Text under study
- - - -
Select Committee on Science and Technology Minutes of Evidence


Supplementary letter from Professor Peter Burney, Professor of Respiratory Epidemiology and Public Health, Imperial College, London

  I promised a further brief note on the current problems of undertaking epidemiological research.

  The principal difficulty is in accessing good representative samples of the population at reasonable cost.

  Previously this was possible by accessing the names and addresses of people registered with general practices. A computerised list of these was kept together with sex and date of birth by the health authorities and age- sex-specific samples could be drawn by post code. No clinical information was kept on these files. Other sources such as electoral lists were more limited and less complete and are even more so now.

  Although use of these data was acceptable to the public, the data are now regarded as not only confidential but also "sensitive" and access is denied.

  The nearest alternative now is to approach individual General Practices and invite their collaboration. The first difficulties with this approach are:

    1.  General practices that refuse (for many different reasons) are not the same as those who do not and so samples are often unrepresentative. Particularly in research into health care this can be a fatal problem.

    2.  Even if it were possible, it is far too expensive in time and resources to approach all GPs and get small samples of patients from each. Studies therefore need to be of a "clustered" design and this leads to loss of power, or the need for larger more costly studies.

  However, even if general practices are in principle willing to help they are very often unable to. Under the current arrangements they have to write to their patients to ask whether they are willing to participate and this involves 1) drawing an appropriate sample (which they are generally not qualified to do), 2) printing out the letters and posting them (a process that requires not only time but space), 3) marking off those who have replied and 4) sending reminders to those who have not.

  Under the current rules, because we cannot have access to the names and addresses until the patients have replied to say that they are willing to participate, we are unable to help with any of this process. For a busy general practice this is all but an impossible task and it is amazing that we have any volunteers. In addition we have none of the valuable information about the age, gender and postcode of the non-respondents.

  In all of this I see a large scale repeat of the legal nonsense that held up anonymous testing for HIV and any chance of understanding the spread of AIDS in the UK for some years. What we need is permission to use the names and addresses of patients registered with GPs together with their dates of birth and gender providing:

    1.  The programme of work, including the letter of invitation to participate and questionnaire, has ethical committee approval.

    2.  The staff are adequately trained and have honorary contracts with a health authority or trust.

  PIAG was asked to allow us to take on some of this work for a particular project either outside the surgeries or sending our staff into the surgeries to help. This would have been only a partial solution at best but was turned down on the grounds that the study was "too small" to warrant an exception. That is a judgement that in my view PIAG was not qualified to make. The relevant perception of the size of the problem is that of the general practitioners and they certainly saw the problem as one that made their participation impossible.
- - - -
Data excerpts

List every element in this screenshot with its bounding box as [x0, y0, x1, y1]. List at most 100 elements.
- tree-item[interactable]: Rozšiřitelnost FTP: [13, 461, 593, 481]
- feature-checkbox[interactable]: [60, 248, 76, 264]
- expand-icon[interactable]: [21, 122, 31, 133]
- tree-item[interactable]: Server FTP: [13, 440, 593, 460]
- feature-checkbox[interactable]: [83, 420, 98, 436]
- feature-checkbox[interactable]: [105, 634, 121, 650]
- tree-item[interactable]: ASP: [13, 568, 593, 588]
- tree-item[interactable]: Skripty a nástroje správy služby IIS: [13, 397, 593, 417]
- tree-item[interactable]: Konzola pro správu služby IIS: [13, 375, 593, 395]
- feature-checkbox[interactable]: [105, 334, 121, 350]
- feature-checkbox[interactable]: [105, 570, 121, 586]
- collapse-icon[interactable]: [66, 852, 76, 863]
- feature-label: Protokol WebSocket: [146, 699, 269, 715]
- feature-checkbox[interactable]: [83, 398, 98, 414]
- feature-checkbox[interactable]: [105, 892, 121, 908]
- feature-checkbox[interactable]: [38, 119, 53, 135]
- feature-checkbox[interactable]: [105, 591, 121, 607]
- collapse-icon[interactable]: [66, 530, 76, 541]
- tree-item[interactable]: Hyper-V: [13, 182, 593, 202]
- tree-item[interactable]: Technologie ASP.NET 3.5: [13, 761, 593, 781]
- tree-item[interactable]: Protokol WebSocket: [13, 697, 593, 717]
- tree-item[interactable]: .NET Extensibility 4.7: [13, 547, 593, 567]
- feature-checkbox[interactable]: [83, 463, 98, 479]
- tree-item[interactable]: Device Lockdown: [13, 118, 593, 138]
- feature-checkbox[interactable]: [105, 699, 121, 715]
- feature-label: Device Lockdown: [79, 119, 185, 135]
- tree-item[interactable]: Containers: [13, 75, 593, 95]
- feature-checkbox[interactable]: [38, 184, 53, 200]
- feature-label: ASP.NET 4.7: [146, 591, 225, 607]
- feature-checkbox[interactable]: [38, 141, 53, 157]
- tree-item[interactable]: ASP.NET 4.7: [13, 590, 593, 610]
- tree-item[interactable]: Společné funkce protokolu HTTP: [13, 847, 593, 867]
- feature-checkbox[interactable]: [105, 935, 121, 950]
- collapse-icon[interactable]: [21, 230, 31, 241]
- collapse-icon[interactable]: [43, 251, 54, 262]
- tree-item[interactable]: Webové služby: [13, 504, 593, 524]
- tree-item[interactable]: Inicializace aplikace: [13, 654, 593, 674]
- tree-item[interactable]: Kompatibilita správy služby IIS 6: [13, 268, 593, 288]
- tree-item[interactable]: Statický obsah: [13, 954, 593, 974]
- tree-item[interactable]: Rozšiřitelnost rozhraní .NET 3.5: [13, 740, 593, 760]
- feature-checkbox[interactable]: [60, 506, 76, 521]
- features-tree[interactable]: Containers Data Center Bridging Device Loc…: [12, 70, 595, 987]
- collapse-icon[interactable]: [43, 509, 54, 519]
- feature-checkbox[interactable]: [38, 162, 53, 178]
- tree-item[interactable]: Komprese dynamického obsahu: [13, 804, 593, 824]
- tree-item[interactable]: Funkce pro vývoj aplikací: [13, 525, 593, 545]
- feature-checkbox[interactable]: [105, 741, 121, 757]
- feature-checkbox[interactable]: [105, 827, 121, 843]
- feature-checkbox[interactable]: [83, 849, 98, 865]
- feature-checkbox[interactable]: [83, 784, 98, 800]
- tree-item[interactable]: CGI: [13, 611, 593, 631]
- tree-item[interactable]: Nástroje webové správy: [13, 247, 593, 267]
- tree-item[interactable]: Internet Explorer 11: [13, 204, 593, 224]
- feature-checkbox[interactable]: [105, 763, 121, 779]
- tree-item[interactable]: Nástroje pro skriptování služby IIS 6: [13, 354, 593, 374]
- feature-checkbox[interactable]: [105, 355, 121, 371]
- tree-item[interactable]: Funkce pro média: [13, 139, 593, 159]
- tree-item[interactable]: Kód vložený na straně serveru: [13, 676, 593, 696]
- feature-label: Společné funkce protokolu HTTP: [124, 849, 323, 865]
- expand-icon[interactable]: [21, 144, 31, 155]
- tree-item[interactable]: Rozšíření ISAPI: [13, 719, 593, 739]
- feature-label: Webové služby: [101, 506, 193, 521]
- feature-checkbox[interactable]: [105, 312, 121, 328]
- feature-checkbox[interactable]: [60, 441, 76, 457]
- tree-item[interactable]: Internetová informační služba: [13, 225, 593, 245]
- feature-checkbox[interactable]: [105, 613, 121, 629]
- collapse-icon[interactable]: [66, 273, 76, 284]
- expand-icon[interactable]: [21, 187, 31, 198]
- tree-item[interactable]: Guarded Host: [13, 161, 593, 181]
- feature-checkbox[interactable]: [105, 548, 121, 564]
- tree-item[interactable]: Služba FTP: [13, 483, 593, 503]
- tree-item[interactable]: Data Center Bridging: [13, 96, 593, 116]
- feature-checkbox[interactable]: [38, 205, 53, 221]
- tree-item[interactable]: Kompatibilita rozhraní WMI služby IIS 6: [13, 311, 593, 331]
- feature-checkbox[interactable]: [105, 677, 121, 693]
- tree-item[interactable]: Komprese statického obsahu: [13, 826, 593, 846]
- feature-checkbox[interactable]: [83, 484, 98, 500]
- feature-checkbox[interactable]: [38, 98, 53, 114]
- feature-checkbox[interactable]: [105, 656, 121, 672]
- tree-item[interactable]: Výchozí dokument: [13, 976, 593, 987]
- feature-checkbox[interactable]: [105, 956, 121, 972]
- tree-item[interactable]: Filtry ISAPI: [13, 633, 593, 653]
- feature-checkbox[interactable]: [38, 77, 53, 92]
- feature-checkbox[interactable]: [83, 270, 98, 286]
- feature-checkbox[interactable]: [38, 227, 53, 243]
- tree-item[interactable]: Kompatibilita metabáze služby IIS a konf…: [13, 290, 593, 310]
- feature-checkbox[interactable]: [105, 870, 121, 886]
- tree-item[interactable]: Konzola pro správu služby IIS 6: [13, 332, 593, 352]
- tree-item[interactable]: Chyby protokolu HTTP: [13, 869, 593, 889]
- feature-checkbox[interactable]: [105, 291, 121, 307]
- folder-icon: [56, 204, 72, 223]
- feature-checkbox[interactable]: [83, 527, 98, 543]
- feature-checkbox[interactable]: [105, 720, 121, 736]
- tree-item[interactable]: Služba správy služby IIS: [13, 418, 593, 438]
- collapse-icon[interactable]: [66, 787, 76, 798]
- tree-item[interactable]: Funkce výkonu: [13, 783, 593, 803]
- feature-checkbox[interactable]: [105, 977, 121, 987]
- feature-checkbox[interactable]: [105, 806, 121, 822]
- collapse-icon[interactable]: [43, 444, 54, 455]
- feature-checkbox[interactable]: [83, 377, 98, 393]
- - - -
Answer these questions from the letter on epidemiological research:
(a) Besides names and addresses, what details did the health authorities' computerised list of people registered with general practices hold?
(b) On what grounds was the request to PIAG turned down?
(c) What two conditions does the letter attach to the permission it asks for?

Answer section
(a) Sex and date of birth.
(b) The study was "too small" to warrant an exception.
(c) The program of work, including the letter of invitation to participate and the questionnaire, must have ethical committee approval, and the staff must be adequately trained and have honorary contracts with a health authority or trust.